Exact repetition of every entry is required.

--------------------------------------------------

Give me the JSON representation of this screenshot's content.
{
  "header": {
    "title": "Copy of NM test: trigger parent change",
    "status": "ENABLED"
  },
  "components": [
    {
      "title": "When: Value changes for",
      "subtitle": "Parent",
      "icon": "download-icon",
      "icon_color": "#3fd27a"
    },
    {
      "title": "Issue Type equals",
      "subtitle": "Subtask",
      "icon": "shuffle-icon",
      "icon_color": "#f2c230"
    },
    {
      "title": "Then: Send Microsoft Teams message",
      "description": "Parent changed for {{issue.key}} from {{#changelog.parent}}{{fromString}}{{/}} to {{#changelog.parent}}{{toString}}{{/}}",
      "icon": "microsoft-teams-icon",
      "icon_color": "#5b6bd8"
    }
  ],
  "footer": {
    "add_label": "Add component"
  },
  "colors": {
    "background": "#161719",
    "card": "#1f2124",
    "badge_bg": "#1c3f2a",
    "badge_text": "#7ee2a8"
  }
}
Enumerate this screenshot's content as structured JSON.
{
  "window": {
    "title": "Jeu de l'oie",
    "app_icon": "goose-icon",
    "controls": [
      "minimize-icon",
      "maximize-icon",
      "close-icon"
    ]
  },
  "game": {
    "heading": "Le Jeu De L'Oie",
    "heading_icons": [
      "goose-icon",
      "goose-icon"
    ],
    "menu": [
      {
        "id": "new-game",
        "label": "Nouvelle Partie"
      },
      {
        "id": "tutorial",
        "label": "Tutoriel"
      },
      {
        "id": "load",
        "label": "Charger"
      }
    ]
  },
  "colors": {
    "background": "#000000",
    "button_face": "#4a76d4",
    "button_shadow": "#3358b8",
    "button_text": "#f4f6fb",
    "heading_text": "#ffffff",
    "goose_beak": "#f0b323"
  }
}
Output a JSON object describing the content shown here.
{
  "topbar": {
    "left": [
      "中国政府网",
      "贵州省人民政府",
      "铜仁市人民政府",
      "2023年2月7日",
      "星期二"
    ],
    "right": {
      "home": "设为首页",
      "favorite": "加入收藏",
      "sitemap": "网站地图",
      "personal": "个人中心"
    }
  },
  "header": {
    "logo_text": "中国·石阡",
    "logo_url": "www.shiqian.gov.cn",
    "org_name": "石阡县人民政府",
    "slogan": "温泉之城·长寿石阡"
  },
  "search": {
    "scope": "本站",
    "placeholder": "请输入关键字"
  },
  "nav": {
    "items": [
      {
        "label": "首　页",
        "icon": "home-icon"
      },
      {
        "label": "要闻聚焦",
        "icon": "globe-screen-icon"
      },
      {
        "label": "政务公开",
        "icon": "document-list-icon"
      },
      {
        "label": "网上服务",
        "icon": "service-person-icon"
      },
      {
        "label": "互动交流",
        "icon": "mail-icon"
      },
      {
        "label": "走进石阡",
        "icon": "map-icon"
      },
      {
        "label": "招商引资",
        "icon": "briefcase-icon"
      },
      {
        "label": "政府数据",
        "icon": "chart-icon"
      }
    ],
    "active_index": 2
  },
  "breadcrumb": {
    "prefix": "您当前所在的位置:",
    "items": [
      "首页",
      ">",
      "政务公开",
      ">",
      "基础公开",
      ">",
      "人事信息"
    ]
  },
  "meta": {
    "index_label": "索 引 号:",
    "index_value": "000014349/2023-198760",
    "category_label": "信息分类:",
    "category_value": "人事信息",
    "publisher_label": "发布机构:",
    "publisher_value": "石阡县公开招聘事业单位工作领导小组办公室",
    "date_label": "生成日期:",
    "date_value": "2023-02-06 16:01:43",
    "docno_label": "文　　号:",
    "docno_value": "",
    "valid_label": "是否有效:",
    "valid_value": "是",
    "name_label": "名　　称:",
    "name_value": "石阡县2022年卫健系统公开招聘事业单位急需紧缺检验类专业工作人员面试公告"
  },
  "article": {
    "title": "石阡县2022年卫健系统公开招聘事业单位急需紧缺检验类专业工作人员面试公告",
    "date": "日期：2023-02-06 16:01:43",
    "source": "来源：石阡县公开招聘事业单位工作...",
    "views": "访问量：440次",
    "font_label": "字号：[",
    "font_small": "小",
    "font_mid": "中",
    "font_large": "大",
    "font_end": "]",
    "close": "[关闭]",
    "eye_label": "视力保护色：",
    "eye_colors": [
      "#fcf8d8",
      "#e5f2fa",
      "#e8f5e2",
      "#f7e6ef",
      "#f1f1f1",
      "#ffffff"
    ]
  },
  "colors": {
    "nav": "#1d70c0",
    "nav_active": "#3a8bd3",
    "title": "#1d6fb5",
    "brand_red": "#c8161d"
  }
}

--------------------------------------------------

◆ EXERCISE SOLUTION:
Give me the JSON representation of this screenshot's content.
{
  "header": {
    "title": "Copy of NM test: trigger parent change",
    "status": "ENABLED"
  },
  "components": [
    {
      "title": "When: Value changes for",
      "subtitle": "Parent",
      "icon": "download-icon",
      "icon_color": "#3fd27a"
    },
    {
      "title": "Issue Type equals",
      "subtitle": "Subtask",
      "icon": "shuffle-icon",
      "icon_color": "#f2c230"
    },
    {
      "title": "Then: Send Microsoft Teams message",
      "description": "Parent changed for {{issue.key}} from {{#changelog.parent}}{{fromString}}{{/}} to {{#changelog.parent}}{{toString}}{{/}}",
      "icon": "microsoft-teams-icon",
      "icon_color": "#5b6bd8"
    }
  ],
  "footer": {
    "add_label": "Add component"
  },
  "colors": {
    "background": "#161719",
    "card": "#1f2124",
    "badge_bg": "#1c3f2a",
    "badge_text": "#7ee2a8"
  }
}
Enumerate this screenshot's content as structured JSON.
{
  "window": {
    "title": "Jeu de l'oie",
    "app_icon": "goose-icon",
    "controls": [
      "minimize-icon",
      "maximize-icon",
      "close-icon"
    ]
  },
  "game": {
    "heading": "Le Jeu De L'Oie",
    "heading_icons": [
      "goose-icon",
      "goose-icon"
    ],
    "menu": [
      {
        "id": "new-game",
        "label": "Nouvelle Partie"
      },
      {
        "id": "tutorial",
        "label": "Tutoriel"
      },
      {
        "id": "load",
        "label": "Charger"
      }
    ]
  },
  "colors": {
    "background": "#000000",
    "button_face": "#4a76d4",
    "button_shadow": "#3358b8",
    "button_text": "#f4f6fb",
    "heading_text": "#ffffff",
    "goose_beak": "#f0b323"
  }
}
Output a JSON object describing the content shown here.
{
  "topbar": {
    "left": [
      "中国政府网",
      "贵州省人民政府",
      "铜仁市人民政府",
      "2023年2月7日",
      "星期二"
    ],
    "right": {
      "home": "设为首页",
      "favorite": "加入收藏",
      "sitemap": "网站地图",
      "personal": "个人中心"
    }
  },
  "header": {
    "logo_text": "中国·石阡",
    "logo_url": "www.shiqian.gov.cn",
    "org_name": "石阡县人民政府",
    "slogan": "温泉之城·长寿石阡"
  },
  "search": {
    "scope": "本站",
    "placeholder": "请输入关键字"
  },
  "nav": {
    "items": [
      {
        "label": "首　页",
        "icon": "home-icon"
      },
      {
        "label": "要闻聚焦",
        "icon": "globe-screen-icon"
      },
      {
        "label": "政务公开",
        "icon": "document-list-icon"
      },
      {
        "label": "网上服务",
        "icon": "service-person-icon"
      },
      {
        "label": "互动交流",
        "icon": "mail-icon"
      },
      {
        "label": "走进石阡",
        "icon": "map-icon"
      },
      {
        "label": "招商引资",
        "icon": "briefcase-icon"
      },
      {
        "label": "政府数据",
        "icon": "chart-icon"
      }
    ],
    "active_index": 2
  },
  "breadcrumb": {
    "prefix": "您当前所在的位置:",
    "items": [
      "首页",
      ">",
      "政务公开",
      ">",
      "基础公开",
      ">",
      "人事信息"
    ]
  },
  "meta": {
    "index_label": "索 引 号:",
    "index_value": "000014349/2023-198760",
    "category_label": "信息分类:",
    "category_value": "人事信息",
    "publisher_label": "发布机构:",
    "publisher_value": "石阡县公开招聘事业单位工作领导小组办公室",
    "date_label": "生成日期:",
    "date_value": "2023-02-06 16:01:43",
    "docno_label": "文　　号:",
    "docno_value": "",
    "valid_label": "是否有效:",
    "valid_value": "是",
    "name_label": "名　　称:",
    "name_value": "石阡县2022年卫健系统公开招聘事业单位急需紧缺检验类专业工作人员面试公告"
  },
  "article": {
    "title": "石阡县2022年卫健系统公开招聘事业单位急需紧缺检验类专业工作人员面试公告",
    "date": "日期：2023-02-06 16:01:43",
    "source": "来源：石阡县公开招聘事业单位工作...",
    "views": "访问量：440次",
    "font_label": "字号：[",
    "font_small": "小",
    "font_mid": "中",
    "font_large": "大",
    "font_end": "]",
    "close": "[关闭]",
    "eye_label": "视力保护色：",
    "eye_colors": [
      "#fcf8d8",
      "#e5f2fa",
      "#e8f5e2",
      "#f7e6ef",
      "#f1f1f1",
      "#ffffff"
    ]
  },
  "colors": {
    "nav": "#1d70c0",
    "nav_active": "#3a8bd3",
    "title": "#1d6fb5",
    "brand_red": "#c8161d"
  }
}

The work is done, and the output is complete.